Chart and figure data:
------
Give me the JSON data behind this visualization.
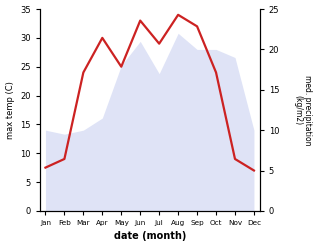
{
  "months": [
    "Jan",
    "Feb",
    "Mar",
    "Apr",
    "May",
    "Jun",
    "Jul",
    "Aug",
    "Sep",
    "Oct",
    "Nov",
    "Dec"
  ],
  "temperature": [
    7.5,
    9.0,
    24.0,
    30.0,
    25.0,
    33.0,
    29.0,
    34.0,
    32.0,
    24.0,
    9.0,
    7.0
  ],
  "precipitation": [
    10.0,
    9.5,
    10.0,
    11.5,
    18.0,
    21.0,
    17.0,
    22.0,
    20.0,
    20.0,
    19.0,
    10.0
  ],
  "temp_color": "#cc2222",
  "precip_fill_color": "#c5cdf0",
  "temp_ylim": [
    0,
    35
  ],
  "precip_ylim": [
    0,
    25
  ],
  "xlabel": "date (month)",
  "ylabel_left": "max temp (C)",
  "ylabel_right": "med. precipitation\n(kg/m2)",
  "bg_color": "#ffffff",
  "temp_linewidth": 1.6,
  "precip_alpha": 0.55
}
------
Report only the number of lines in the data above that contain "precipitation".

2